╭─ ESTRATTO DEL DATASET
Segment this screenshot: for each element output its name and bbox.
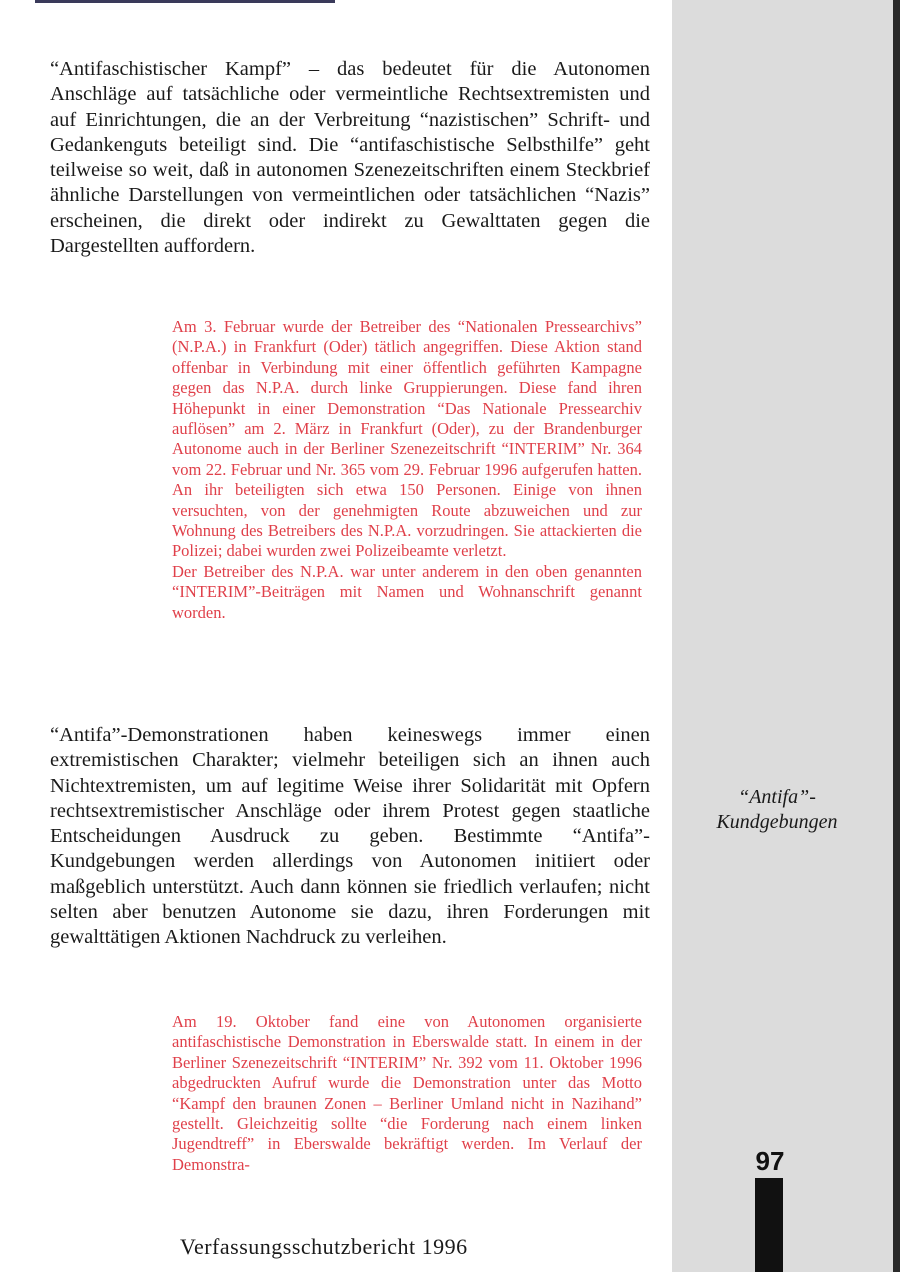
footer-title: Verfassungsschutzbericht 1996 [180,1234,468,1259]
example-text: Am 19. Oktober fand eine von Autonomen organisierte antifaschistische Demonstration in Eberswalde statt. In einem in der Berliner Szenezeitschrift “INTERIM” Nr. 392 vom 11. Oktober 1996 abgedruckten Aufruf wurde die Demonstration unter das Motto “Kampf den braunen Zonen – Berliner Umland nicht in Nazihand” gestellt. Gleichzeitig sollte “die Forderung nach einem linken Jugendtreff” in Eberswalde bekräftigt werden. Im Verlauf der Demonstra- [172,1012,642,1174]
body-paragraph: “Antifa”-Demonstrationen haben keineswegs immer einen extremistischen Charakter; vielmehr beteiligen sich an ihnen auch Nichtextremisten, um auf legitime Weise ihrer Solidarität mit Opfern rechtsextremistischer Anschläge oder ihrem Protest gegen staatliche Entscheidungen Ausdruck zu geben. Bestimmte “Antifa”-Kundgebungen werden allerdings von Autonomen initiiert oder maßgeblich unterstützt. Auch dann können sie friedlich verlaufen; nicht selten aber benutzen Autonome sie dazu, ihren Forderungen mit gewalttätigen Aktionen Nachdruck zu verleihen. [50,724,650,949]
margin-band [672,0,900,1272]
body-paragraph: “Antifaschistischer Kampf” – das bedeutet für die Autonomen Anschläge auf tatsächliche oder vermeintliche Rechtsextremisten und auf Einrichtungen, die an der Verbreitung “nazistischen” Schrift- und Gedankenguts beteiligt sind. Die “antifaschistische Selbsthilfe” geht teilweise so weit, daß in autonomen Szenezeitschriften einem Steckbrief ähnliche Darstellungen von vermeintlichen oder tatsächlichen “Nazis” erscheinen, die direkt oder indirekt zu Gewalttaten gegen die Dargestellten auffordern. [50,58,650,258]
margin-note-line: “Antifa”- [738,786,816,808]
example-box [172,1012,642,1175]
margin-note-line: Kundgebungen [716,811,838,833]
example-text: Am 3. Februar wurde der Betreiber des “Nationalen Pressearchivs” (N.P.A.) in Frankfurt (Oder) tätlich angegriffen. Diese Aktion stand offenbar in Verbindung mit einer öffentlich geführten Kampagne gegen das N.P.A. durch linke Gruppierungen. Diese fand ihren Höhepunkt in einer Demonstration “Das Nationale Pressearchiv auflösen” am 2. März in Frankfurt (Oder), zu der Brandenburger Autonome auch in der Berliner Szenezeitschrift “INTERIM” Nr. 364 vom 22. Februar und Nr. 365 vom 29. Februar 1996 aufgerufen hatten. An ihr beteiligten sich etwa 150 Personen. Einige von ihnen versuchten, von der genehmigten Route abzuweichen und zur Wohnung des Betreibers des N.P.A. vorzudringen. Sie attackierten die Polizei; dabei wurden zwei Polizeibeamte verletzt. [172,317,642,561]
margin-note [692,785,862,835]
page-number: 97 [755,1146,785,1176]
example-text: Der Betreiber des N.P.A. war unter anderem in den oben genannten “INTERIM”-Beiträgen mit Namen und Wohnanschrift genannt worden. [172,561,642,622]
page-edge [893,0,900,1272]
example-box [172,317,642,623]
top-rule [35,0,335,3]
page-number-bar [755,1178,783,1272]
╰─
## DESCRIZIONE DEL COMPITO
Ricopia fedelmente queste righe, tutte quante, lasciando fuori dalla risposta le immagini.

## RISULTATO
Segment this screenshot: for each element output its name and bbox.
footer-title: Verfassungsschutzbericht 1996 [180,1234,468,1259]
example-text: Am 19. Oktober fand eine von Autonomen organisierte antifaschistische Demonstration in Eberswalde statt. In einem in der Berliner Szenezeitschrift “INTERIM” Nr. 392 vom 11. Oktober 1996 abgedruckten Aufruf wurde die Demonstration unter das Motto “Kampf den braunen Zonen – Berliner Umland nicht in Nazihand” gestellt. Gleichzeitig sollte “die Forderung nach einem linken Jugendtreff” in Eberswalde bekräftigt werden. Im Verlauf der Demonstra- [172,1012,642,1174]
body-paragraph: “Antifa”-Demonstrationen haben keineswegs immer einen extremistischen Charakter; vielmehr beteiligen sich an ihnen auch Nichtextremisten, um auf legitime Weise ihrer Solidarität mit Opfern rechtsextremistischer Anschläge oder ihrem Protest gegen staatliche Entscheidungen Ausdruck zu geben. Bestimmte “Antifa”-Kundgebungen werden allerdings von Autonomen initiiert oder maßgeblich unterstützt. Auch dann können sie friedlich verlaufen; nicht selten aber benutzen Autonome sie dazu, ihren Forderungen mit gewalttätigen Aktionen Nachdruck zu verleihen. [50,724,650,949]
margin-band [672,0,900,1272]
body-paragraph: “Antifaschistischer Kampf” – das bedeutet für die Autonomen Anschläge auf tatsächliche oder vermeintliche Rechtsextremisten und auf Einrichtungen, die an der Verbreitung “nazistischen” Schrift- und Gedankenguts beteiligt sind. Die “antifaschistische Selbsthilfe” geht teilweise so weit, daß in autonomen Szenezeitschriften einem Steckbrief ähnliche Darstellungen von vermeintlichen oder tatsächlichen “Nazis” erscheinen, die direkt oder indirekt zu Gewalttaten gegen die Dargestellten auffordern. [50,58,650,258]
margin-note-line: “Antifa”- [738,786,816,808]
example-box [172,1012,642,1175]
margin-note-line: Kundgebungen [716,811,838,833]
example-text: Am 3. Februar wurde der Betreiber des “Nationalen Pressearchivs” (N.P.A.) in Frankfurt (Oder) tätlich angegriffen. Diese Aktion stand offenbar in Verbindung mit einer öffentlich geführten Kampagne gegen das N.P.A. durch linke Gruppierungen. Diese fand ihren Höhepunkt in einer Demonstration “Das Nationale Pressearchiv auflösen” am 2. März in Frankfurt (Oder), zu der Brandenburger Autonome auch in der Berliner Szenezeitschrift “INTERIM” Nr. 364 vom 22. Februar und Nr. 365 vom 29. Februar 1996 aufgerufen hatten. An ihr beteiligten sich etwa 150 Personen. Einige von ihnen versuchten, von der genehmigten Route abzuweichen und zur Wohnung des Betreibers des N.P.A. vorzudringen. Sie attackierten die Polizei; dabei wurden zwei Polizeibeamte verletzt. [172,317,642,561]
margin-note [692,785,862,835]
page-number: 97 [755,1146,785,1176]
example-text: Der Betreiber des N.P.A. war unter anderem in den oben genannten “INTERIM”-Beiträgen mit Namen und Wohnanschrift genannt worden. [172,561,642,622]
page-edge [893,0,900,1272]
example-box [172,317,642,623]
top-rule [35,0,335,3]
page-number-bar [755,1178,783,1272]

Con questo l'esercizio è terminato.